> **Exercise description**
Extract every line that contains the word "valid".

----- Information provided

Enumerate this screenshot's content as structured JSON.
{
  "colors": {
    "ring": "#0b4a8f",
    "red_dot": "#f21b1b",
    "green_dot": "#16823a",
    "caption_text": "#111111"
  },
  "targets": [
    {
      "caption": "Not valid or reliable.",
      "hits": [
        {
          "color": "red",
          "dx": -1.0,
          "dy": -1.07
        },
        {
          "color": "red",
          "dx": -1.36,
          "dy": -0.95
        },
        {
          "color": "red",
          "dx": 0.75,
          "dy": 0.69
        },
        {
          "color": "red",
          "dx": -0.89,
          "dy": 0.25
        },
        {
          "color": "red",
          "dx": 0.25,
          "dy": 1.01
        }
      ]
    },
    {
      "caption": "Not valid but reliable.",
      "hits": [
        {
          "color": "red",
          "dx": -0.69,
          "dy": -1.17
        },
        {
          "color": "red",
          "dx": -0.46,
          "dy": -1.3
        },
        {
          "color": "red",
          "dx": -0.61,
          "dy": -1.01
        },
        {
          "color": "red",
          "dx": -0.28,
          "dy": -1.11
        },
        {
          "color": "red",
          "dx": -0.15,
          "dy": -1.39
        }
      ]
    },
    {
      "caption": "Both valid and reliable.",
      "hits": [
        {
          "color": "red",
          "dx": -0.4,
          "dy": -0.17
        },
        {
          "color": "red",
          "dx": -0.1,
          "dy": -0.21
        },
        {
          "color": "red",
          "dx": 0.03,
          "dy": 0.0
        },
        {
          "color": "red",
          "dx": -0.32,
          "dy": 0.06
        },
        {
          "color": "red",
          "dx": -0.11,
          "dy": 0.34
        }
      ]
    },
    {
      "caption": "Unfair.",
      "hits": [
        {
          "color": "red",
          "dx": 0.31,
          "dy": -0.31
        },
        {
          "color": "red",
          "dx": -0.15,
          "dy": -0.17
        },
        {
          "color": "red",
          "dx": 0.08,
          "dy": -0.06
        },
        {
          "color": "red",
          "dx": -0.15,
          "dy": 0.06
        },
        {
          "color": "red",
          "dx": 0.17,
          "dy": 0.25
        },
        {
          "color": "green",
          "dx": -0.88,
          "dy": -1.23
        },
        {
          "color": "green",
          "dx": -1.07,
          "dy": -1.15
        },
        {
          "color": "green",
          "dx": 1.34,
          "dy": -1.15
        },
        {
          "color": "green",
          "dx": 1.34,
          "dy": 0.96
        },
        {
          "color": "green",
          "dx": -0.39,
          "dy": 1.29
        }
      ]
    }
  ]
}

----------

> **Solution to this task**
      "caption": "Not valid or reliable.",
      "caption": "Not valid but reliable.",
      "caption": "Both valid and reliable.",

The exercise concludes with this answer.